═══ DATASET RECORDS

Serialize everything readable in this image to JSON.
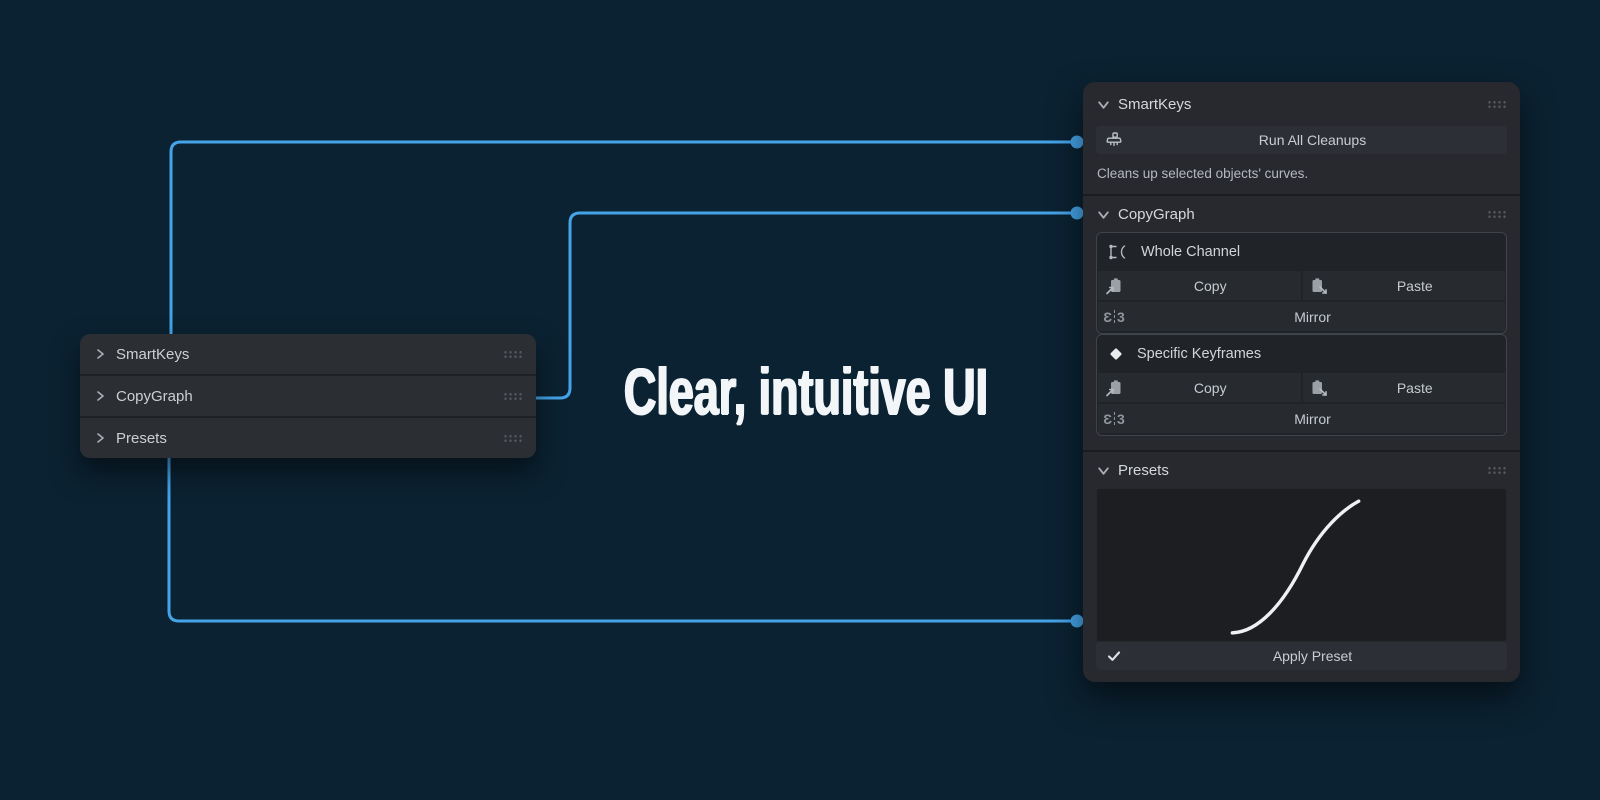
{
  "headline": {
    "text": "Clear, intuitive UI"
  },
  "colors": {
    "background": "#0b2232",
    "panel": "#27292e",
    "accent_blue": "#45a3e8",
    "curve_white": "#eef1f3"
  },
  "icons": {
    "collapsed_chevron": "chevron-right-icon",
    "expanded_chevron": "chevron-down-icon",
    "drag_handle": "drag-dots-icon",
    "run_cleanups": "brush-icon",
    "whole_channel": "fcurve-channel-icon",
    "specific_keyframes": "keyframe-diamond-icon",
    "copy": "clipboard-copy-icon",
    "paste": "clipboard-paste-icon",
    "mirror": "butterfly-mirror-icon",
    "apply": "check-icon",
    "mirror_glyph_left": "Ɛ",
    "mirror_glyph_right": "3"
  },
  "left_panels": {
    "items": [
      {
        "label": "SmartKeys"
      },
      {
        "label": "CopyGraph"
      },
      {
        "label": "Presets"
      }
    ]
  },
  "right_panel": {
    "smartkeys": {
      "title": "SmartKeys",
      "run_button_label": "Run All Cleanups",
      "description": "Cleans up selected objects' curves."
    },
    "copygraph": {
      "title": "CopyGraph",
      "groups": [
        {
          "title": "Whole Channel",
          "copy_label": "Copy",
          "paste_label": "Paste",
          "mirror_label": "Mirror"
        },
        {
          "title": "Specific Keyframes",
          "copy_label": "Copy",
          "paste_label": "Paste",
          "mirror_label": "Mirror"
        }
      ]
    },
    "presets": {
      "title": "Presets",
      "apply_button_label": "Apply Preset"
    }
  }
}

══════

EXERCISE
Give the data again exactly as written, with all pictures left out.

TASK ANSWER
Serialize everything readable in this image to JSON.
{
  "headline": {
    "text": "Clear, intuitive UI"
  },
  "colors": {
    "background": "#0b2232",
    "panel": "#27292e",
    "accent_blue": "#45a3e8",
    "curve_white": "#eef1f3"
  },
  "icons": {
    "collapsed_chevron": "chevron-right-icon",
    "expanded_chevron": "chevron-down-icon",
    "drag_handle": "drag-dots-icon",
    "run_cleanups": "brush-icon",
    "whole_channel": "fcurve-channel-icon",
    "specific_keyframes": "keyframe-diamond-icon",
    "copy": "clipboard-copy-icon",
    "paste": "clipboard-paste-icon",
    "mirror": "butterfly-mirror-icon",
    "apply": "check-icon",
    "mirror_glyph_left": "Ɛ",
    "mirror_glyph_right": "3"
  },
  "left_panels": {
    "items": [
      {
        "label": "SmartKeys"
      },
      {
        "label": "CopyGraph"
      },
      {
        "label": "Presets"
      }
    ]
  },
  "right_panel": {
    "smartkeys": {
      "title": "SmartKeys",
      "run_button_label": "Run All Cleanups",
      "description": "Cleans up selected objects' curves."
    },
    "copygraph": {
      "title": "CopyGraph",
      "groups": [
        {
          "title": "Whole Channel",
          "copy_label": "Copy",
          "paste_label": "Paste",
          "mirror_label": "Mirror"
        },
        {
          "title": "Specific Keyframes",
          "copy_label": "Copy",
          "paste_label": "Paste",
          "mirror_label": "Mirror"
        }
      ]
    },
    "presets": {
      "title": "Presets",
      "apply_button_label": "Apply Preset"
    }
  }
}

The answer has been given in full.